-- Start of Supplied information --
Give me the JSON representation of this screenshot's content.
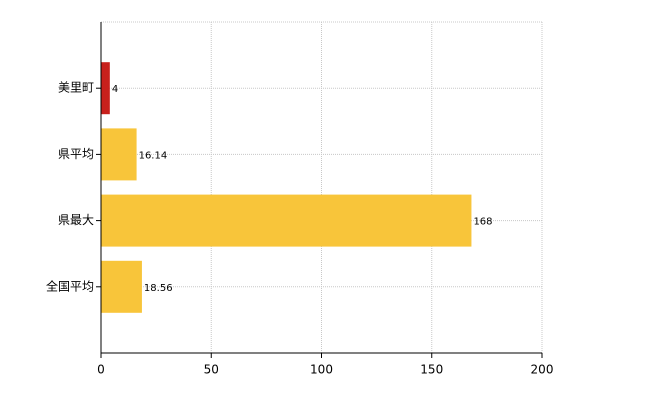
{
  "chart_data": {
    "type": "barh",
    "categories": [
      "美里町",
      "県平均",
      "県最大",
      "全国平均"
    ],
    "values": [
      4,
      16.14,
      168,
      18.56
    ],
    "colors": [
      "#c8201c",
      "#f8c53a",
      "#f8c53a",
      "#f8c53a"
    ],
    "xlim": [
      0,
      200
    ],
    "xticks": [
      0,
      50,
      100,
      150,
      200
    ],
    "grid": true
  }
}
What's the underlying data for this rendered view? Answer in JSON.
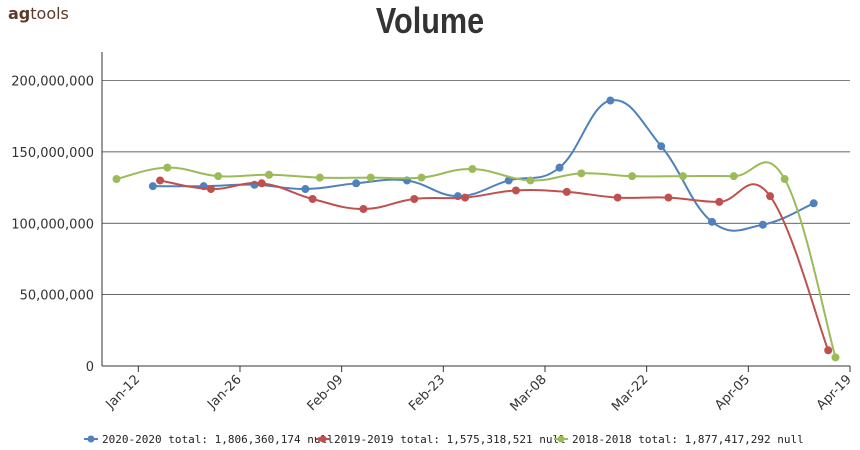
{
  "brand": {
    "prefix": "ag",
    "suffix": "tools"
  },
  "chart_data": {
    "type": "line",
    "title": "Volume",
    "xlabel": "",
    "ylabel": "",
    "ylim": [
      0,
      220000000
    ],
    "yticks": [
      0,
      50000000,
      100000000,
      150000000,
      200000000
    ],
    "ytick_labels": [
      "0",
      "50,000,000",
      "100,000,000",
      "150,000,000",
      "200,000,000"
    ],
    "xticks": [
      "2020-01-12",
      "2020-01-26",
      "2020-02-09",
      "2020-02-23",
      "2020-03-08",
      "2020-03-22",
      "2020-04-05",
      "2020-04-19"
    ],
    "xtick_labels": [
      "Jan-12",
      "Jan-26",
      "Feb-09",
      "Feb-23",
      "Mar-08",
      "Mar-22",
      "Apr-05",
      "Apr-19"
    ],
    "xlim": [
      "2020-01-07",
      "2020-04-19"
    ],
    "grid": true,
    "legend_position": "bottom",
    "series": [
      {
        "name": "2020-2020 total: 1,806,360,174 null",
        "color": "#4f81bd",
        "points": [
          [
            "2020-01-14",
            126000000
          ],
          [
            "2020-01-21",
            126000000
          ],
          [
            "2020-01-28",
            127000000
          ],
          [
            "2020-02-04",
            124000000
          ],
          [
            "2020-02-11",
            128000000
          ],
          [
            "2020-02-18",
            130000000
          ],
          [
            "2020-02-25",
            119000000
          ],
          [
            "2020-03-03",
            130000000
          ],
          [
            "2020-03-10",
            139000000
          ],
          [
            "2020-03-17",
            186000000
          ],
          [
            "2020-03-24",
            154000000
          ],
          [
            "2020-03-31",
            101000000
          ],
          [
            "2020-04-07",
            99000000
          ],
          [
            "2020-04-14",
            114000000
          ]
        ]
      },
      {
        "name": "2019-2019 total: 1,575,318,521 null",
        "color": "#c0504d",
        "points": [
          [
            "2020-01-15",
            130000000
          ],
          [
            "2020-01-22",
            124000000
          ],
          [
            "2020-01-29",
            128000000
          ],
          [
            "2020-02-05",
            117000000
          ],
          [
            "2020-02-12",
            110000000
          ],
          [
            "2020-02-19",
            117000000
          ],
          [
            "2020-02-26",
            118000000
          ],
          [
            "2020-03-04",
            123000000
          ],
          [
            "2020-03-11",
            122000000
          ],
          [
            "2020-03-18",
            118000000
          ],
          [
            "2020-03-25",
            118000000
          ],
          [
            "2020-04-01",
            115000000
          ],
          [
            "2020-04-08",
            119000000
          ],
          [
            "2020-04-16",
            11000000
          ]
        ]
      },
      {
        "name": "2018-2018 total: 1,877,417,292 null",
        "color": "#9bbb59",
        "points": [
          [
            "2020-01-09",
            131000000
          ],
          [
            "2020-01-16",
            139000000
          ],
          [
            "2020-01-23",
            133000000
          ],
          [
            "2020-01-30",
            134000000
          ],
          [
            "2020-02-06",
            132000000
          ],
          [
            "2020-02-13",
            132000000
          ],
          [
            "2020-02-20",
            132000000
          ],
          [
            "2020-02-27",
            138000000
          ],
          [
            "2020-03-06",
            130000000
          ],
          [
            "2020-03-13",
            135000000
          ],
          [
            "2020-03-20",
            133000000
          ],
          [
            "2020-03-27",
            133000000
          ],
          [
            "2020-04-03",
            133000000
          ],
          [
            "2020-04-10",
            131000000
          ],
          [
            "2020-04-17",
            6000000
          ]
        ]
      }
    ]
  }
}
-- End of Supplied information --
Exclude the pictures and transcribe all of the entries exactly.

Task answer:
Give me the JSON representation of this screenshot's content.
{
  "chart_data": {
    "type": "barh",
    "categories": [
      "美里町",
      "県平均",
      "県最大",
      "全国平均"
    ],
    "values": [
      4,
      16.14,
      168,
      18.56
    ],
    "colors": [
      "#c8201c",
      "#f8c53a",
      "#f8c53a",
      "#f8c53a"
    ],
    "xlim": [
      0,
      200
    ],
    "xticks": [
      0,
      50,
      100,
      150,
      200
    ],
    "grid": true
  }
}
What's the underlying data for this rendered view? Answer in JSON.
{
  "brand": {
    "prefix": "ag",
    "suffix": "tools"
  },
  "chart_data": {
    "type": "line",
    "title": "Volume",
    "xlabel": "",
    "ylabel": "",
    "ylim": [
      0,
      220000000
    ],
    "yticks": [
      0,
      50000000,
      100000000,
      150000000,
      200000000
    ],
    "ytick_labels": [
      "0",
      "50,000,000",
      "100,000,000",
      "150,000,000",
      "200,000,000"
    ],
    "xticks": [
      "2020-01-12",
      "2020-01-26",
      "2020-02-09",
      "2020-02-23",
      "2020-03-08",
      "2020-03-22",
      "2020-04-05",
      "2020-04-19"
    ],
    "xtick_labels": [
      "Jan-12",
      "Jan-26",
      "Feb-09",
      "Feb-23",
      "Mar-08",
      "Mar-22",
      "Apr-05",
      "Apr-19"
    ],
    "xlim": [
      "2020-01-07",
      "2020-04-19"
    ],
    "grid": true,
    "legend_position": "bottom",
    "series": [
      {
        "name": "2020-2020 total: 1,806,360,174 null",
        "color": "#4f81bd",
        "points": [
          [
            "2020-01-14",
            126000000
          ],
          [
            "2020-01-21",
            126000000
          ],
          [
            "2020-01-28",
            127000000
          ],
          [
            "2020-02-04",
            124000000
          ],
          [
            "2020-02-11",
            128000000
          ],
          [
            "2020-02-18",
            130000000
          ],
          [
            "2020-02-25",
            119000000
          ],
          [
            "2020-03-03",
            130000000
          ],
          [
            "2020-03-10",
            139000000
          ],
          [
            "2020-03-17",
            186000000
          ],
          [
            "2020-03-24",
            154000000
          ],
          [
            "2020-03-31",
            101000000
          ],
          [
            "2020-04-07",
            99000000
          ],
          [
            "2020-04-14",
            114000000
          ]
        ]
      },
      {
        "name": "2019-2019 total: 1,575,318,521 null",
        "color": "#c0504d",
        "points": [
          [
            "2020-01-15",
            130000000
          ],
          [
            "2020-01-22",
            124000000
          ],
          [
            "2020-01-29",
            128000000
          ],
          [
            "2020-02-05",
            117000000
          ],
          [
            "2020-02-12",
            110000000
          ],
          [
            "2020-02-19",
            117000000
          ],
          [
            "2020-02-26",
            118000000
          ],
          [
            "2020-03-04",
            123000000
          ],
          [
            "2020-03-11",
            122000000
          ],
          [
            "2020-03-18",
            118000000
          ],
          [
            "2020-03-25",
            118000000
          ],
          [
            "2020-04-01",
            115000000
          ],
          [
            "2020-04-08",
            119000000
          ],
          [
            "2020-04-16",
            11000000
          ]
        ]
      },
      {
        "name": "2018-2018 total: 1,877,417,292 null",
        "color": "#9bbb59",
        "points": [
          [
            "2020-01-09",
            131000000
          ],
          [
            "2020-01-16",
            139000000
          ],
          [
            "2020-01-23",
            133000000
          ],
          [
            "2020-01-30",
            134000000
          ],
          [
            "2020-02-06",
            132000000
          ],
          [
            "2020-02-13",
            132000000
          ],
          [
            "2020-02-20",
            132000000
          ],
          [
            "2020-02-27",
            138000000
          ],
          [
            "2020-03-06",
            130000000
          ],
          [
            "2020-03-13",
            135000000
          ],
          [
            "2020-03-20",
            133000000
          ],
          [
            "2020-03-27",
            133000000
          ],
          [
            "2020-04-03",
            133000000
          ],
          [
            "2020-04-10",
            131000000
          ],
          [
            "2020-04-17",
            6000000
          ]
        ]
      }
    ]
  }
}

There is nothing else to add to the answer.